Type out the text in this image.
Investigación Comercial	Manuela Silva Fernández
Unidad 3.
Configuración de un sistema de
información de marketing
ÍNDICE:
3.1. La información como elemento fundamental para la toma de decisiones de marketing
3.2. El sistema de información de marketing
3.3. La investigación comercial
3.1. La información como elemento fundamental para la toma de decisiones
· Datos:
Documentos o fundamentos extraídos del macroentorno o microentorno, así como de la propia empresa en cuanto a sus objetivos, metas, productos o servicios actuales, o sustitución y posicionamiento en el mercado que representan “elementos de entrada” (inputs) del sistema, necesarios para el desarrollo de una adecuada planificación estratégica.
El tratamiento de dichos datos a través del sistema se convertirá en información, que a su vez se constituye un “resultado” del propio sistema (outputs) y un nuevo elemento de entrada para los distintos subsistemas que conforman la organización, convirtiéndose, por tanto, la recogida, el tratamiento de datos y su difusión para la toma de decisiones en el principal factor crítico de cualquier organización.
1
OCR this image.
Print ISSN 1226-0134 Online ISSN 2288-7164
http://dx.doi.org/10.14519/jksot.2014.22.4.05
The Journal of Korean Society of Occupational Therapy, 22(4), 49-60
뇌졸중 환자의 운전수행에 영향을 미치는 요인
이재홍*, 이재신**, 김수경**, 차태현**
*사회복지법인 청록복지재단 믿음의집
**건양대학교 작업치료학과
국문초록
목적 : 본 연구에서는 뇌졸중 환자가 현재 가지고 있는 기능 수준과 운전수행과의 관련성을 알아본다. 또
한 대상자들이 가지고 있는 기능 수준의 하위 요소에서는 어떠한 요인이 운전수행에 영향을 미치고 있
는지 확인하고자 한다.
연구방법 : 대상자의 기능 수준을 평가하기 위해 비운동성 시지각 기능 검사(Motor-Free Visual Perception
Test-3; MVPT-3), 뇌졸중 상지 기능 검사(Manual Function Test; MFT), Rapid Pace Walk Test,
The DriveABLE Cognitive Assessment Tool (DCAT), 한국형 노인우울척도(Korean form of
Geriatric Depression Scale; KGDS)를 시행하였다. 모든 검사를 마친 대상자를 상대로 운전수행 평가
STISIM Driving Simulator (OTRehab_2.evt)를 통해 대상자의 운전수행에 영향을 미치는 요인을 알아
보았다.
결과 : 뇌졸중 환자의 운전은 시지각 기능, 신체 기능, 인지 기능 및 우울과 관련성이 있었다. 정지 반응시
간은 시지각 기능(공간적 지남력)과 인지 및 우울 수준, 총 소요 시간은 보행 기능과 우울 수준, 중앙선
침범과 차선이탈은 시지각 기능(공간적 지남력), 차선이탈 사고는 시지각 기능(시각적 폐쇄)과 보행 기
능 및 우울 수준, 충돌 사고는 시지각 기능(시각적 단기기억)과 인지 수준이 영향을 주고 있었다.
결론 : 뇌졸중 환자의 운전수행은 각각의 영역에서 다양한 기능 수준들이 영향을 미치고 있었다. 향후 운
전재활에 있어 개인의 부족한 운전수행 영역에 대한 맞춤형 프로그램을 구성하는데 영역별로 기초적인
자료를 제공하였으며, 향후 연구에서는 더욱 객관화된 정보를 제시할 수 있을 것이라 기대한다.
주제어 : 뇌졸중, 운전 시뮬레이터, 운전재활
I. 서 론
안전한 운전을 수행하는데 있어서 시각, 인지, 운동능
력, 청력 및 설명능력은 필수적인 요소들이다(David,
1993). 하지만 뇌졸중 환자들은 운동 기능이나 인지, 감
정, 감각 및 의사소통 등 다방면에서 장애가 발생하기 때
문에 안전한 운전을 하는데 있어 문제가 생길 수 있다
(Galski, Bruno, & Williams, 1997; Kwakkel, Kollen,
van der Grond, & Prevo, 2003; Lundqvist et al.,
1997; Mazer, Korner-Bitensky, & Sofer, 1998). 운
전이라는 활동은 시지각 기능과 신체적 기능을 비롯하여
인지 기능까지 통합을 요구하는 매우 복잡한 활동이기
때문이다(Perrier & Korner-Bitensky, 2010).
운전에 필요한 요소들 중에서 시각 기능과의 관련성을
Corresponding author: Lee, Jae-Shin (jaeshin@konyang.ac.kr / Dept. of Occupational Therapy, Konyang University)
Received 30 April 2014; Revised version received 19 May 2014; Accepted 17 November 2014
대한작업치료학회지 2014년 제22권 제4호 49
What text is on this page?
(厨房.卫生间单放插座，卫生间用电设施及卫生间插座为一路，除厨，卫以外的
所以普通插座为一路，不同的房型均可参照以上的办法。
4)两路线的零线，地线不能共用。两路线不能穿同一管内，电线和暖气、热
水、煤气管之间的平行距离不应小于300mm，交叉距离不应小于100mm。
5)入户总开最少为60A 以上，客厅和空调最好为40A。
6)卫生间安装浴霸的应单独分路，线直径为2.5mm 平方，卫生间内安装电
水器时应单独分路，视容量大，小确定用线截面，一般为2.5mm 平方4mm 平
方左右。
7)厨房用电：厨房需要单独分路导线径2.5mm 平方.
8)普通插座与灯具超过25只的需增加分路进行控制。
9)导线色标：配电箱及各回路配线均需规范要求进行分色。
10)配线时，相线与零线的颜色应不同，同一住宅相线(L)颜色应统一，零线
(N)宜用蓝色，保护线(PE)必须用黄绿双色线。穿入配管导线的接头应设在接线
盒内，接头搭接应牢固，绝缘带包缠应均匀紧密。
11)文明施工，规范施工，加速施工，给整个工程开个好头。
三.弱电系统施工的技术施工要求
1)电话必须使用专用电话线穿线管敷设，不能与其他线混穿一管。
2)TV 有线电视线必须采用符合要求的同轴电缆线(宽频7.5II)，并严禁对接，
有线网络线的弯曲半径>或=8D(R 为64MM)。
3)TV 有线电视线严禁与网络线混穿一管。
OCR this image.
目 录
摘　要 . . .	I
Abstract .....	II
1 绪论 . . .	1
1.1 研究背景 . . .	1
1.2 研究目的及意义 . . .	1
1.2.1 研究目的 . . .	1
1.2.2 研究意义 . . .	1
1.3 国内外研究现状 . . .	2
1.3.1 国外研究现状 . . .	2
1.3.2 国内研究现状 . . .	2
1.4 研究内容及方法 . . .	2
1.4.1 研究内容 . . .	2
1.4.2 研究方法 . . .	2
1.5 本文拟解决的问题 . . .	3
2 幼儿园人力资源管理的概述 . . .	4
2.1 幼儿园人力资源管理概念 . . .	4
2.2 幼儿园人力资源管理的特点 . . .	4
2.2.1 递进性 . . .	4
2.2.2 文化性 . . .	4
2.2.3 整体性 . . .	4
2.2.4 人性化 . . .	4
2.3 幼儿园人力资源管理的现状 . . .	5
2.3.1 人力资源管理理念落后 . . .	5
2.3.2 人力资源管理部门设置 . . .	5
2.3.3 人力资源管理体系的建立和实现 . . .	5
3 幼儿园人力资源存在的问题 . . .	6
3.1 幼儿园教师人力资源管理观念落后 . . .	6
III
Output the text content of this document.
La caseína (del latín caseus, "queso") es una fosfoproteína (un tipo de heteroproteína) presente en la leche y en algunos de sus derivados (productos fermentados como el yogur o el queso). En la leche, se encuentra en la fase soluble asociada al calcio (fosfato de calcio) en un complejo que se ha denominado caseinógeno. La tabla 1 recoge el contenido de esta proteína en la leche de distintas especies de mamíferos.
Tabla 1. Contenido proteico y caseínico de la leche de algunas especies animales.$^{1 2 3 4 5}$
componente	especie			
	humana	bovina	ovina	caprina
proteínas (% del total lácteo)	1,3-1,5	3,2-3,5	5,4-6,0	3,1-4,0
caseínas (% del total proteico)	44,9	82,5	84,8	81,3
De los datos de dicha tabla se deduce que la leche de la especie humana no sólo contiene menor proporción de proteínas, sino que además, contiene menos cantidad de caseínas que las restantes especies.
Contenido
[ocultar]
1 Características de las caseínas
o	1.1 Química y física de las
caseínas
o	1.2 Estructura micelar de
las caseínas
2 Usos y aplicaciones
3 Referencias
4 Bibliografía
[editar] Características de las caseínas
════
Which lines contain "decisiones"? Copy each of them out.

3.1. La información como elemento fundamental para la toma de decisiones de marketing
3.1. La información como elemento fundamental para la toma de decisiones
El tratamiento de dichos datos a través del sistema se convertirá en información, que a su vez se constituye un “resultado” del propio sistema (outputs) y un nuevo elemento de entrada para los distintos subsistemas que conforman la organización, convirtiéndose, por tanto, la recogida, el tratamiento de datos y su difusión para la toma de decisiones en el principal factor crítico de cualquier organización.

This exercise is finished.